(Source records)

>>>

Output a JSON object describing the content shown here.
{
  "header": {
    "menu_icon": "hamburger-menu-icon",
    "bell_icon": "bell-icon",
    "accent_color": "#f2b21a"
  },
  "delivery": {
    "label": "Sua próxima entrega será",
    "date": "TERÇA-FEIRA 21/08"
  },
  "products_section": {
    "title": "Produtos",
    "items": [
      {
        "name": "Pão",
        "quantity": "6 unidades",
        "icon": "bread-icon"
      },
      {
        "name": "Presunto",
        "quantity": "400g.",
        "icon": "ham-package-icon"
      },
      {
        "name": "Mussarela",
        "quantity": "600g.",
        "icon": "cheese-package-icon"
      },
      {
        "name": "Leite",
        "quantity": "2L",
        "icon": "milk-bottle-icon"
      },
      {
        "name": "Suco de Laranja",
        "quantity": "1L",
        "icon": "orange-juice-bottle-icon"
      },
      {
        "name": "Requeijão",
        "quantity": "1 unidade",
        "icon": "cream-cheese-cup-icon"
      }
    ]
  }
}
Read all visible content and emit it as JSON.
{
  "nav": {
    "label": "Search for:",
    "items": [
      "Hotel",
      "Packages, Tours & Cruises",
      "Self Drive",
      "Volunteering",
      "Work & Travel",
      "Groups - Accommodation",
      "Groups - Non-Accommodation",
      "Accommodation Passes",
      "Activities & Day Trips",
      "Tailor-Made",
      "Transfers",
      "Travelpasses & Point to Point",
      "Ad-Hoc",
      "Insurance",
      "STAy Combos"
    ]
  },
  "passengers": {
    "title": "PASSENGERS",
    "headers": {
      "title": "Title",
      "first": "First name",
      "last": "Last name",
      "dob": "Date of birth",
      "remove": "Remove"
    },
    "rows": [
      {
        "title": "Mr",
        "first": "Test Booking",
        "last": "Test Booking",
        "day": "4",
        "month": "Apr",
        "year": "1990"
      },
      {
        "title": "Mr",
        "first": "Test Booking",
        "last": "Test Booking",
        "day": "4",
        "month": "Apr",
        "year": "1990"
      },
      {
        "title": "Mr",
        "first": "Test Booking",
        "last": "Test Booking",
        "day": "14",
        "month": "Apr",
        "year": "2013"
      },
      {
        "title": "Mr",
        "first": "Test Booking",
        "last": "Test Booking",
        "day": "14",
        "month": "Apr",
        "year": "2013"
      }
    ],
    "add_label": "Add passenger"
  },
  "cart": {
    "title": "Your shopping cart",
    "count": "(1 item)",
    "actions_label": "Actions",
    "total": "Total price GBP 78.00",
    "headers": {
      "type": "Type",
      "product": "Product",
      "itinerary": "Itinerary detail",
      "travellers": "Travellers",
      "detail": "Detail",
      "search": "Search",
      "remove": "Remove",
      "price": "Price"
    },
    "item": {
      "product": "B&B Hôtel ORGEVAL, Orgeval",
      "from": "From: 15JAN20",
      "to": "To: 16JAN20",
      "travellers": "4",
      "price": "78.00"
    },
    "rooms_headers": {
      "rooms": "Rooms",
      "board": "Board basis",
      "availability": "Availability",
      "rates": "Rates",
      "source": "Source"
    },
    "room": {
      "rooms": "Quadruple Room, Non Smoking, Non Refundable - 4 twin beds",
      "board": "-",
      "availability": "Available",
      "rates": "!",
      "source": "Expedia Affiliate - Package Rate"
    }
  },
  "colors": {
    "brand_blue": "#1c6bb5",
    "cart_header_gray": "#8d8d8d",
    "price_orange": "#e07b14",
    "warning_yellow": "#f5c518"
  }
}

<<<

Your goal. Extract all of the data exactly as written.

Exercise output.
Output a JSON object describing the content shown here.
{
  "header": {
    "menu_icon": "hamburger-menu-icon",
    "bell_icon": "bell-icon",
    "accent_color": "#f2b21a"
  },
  "delivery": {
    "label": "Sua próxima entrega será",
    "date": "TERÇA-FEIRA 21/08"
  },
  "products_section": {
    "title": "Produtos",
    "items": [
      {
        "name": "Pão",
        "quantity": "6 unidades",
        "icon": "bread-icon"
      },
      {
        "name": "Presunto",
        "quantity": "400g.",
        "icon": "ham-package-icon"
      },
      {
        "name": "Mussarela",
        "quantity": "600g.",
        "icon": "cheese-package-icon"
      },
      {
        "name": "Leite",
        "quantity": "2L",
        "icon": "milk-bottle-icon"
      },
      {
        "name": "Suco de Laranja",
        "quantity": "1L",
        "icon": "orange-juice-bottle-icon"
      },
      {
        "name": "Requeijão",
        "quantity": "1 unidade",
        "icon": "cream-cheese-cup-icon"
      }
    ]
  }
}
Read all visible content and emit it as JSON.
{
  "nav": {
    "label": "Search for:",
    "items": [
      "Hotel",
      "Packages, Tours & Cruises",
      "Self Drive",
      "Volunteering",
      "Work & Travel",
      "Groups - Accommodation",
      "Groups - Non-Accommodation",
      "Accommodation Passes",
      "Activities & Day Trips",
      "Tailor-Made",
      "Transfers",
      "Travelpasses & Point to Point",
      "Ad-Hoc",
      "Insurance",
      "STAy Combos"
    ]
  },
  "passengers": {
    "title": "PASSENGERS",
    "headers": {
      "title": "Title",
      "first": "First name",
      "last": "Last name",
      "dob": "Date of birth",
      "remove": "Remove"
    },
    "rows": [
      {
        "title": "Mr",
        "first": "Test Booking",
        "last": "Test Booking",
        "day": "4",
        "month": "Apr",
        "year": "1990"
      },
      {
        "title": "Mr",
        "first": "Test Booking",
        "last": "Test Booking",
        "day": "4",
        "month": "Apr",
        "year": "1990"
      },
      {
        "title": "Mr",
        "first": "Test Booking",
        "last": "Test Booking",
        "day": "14",
        "month": "Apr",
        "year": "2013"
      },
      {
        "title": "Mr",
        "first": "Test Booking",
        "last": "Test Booking",
        "day": "14",
        "month": "Apr",
        "year": "2013"
      }
    ],
    "add_label": "Add passenger"
  },
  "cart": {
    "title": "Your shopping cart",
    "count": "(1 item)",
    "actions_label": "Actions",
    "total": "Total price GBP 78.00",
    "headers": {
      "type": "Type",
      "product": "Product",
      "itinerary": "Itinerary detail",
      "travellers": "Travellers",
      "detail": "Detail",
      "search": "Search",
      "remove": "Remove",
      "price": "Price"
    },
    "item": {
      "product": "B&B Hôtel ORGEVAL, Orgeval",
      "from": "From: 15JAN20",
      "to": "To: 16JAN20",
      "travellers": "4",
      "price": "78.00"
    },
    "rooms_headers": {
      "rooms": "Rooms",
      "board": "Board basis",
      "availability": "Availability",
      "rates": "Rates",
      "source": "Source"
    },
    "room": {
      "rooms": "Quadruple Room, Non Smoking, Non Refundable - 4 twin beds",
      "board": "-",
      "availability": "Available",
      "rates": "!",
      "source": "Expedia Affiliate - Package Rate"
    }
  },
  "colors": {
    "brand_blue": "#1c6bb5",
    "cart_header_gray": "#8d8d8d",
    "price_orange": "#e07b14",
    "warning_yellow": "#f5c518"
  }
}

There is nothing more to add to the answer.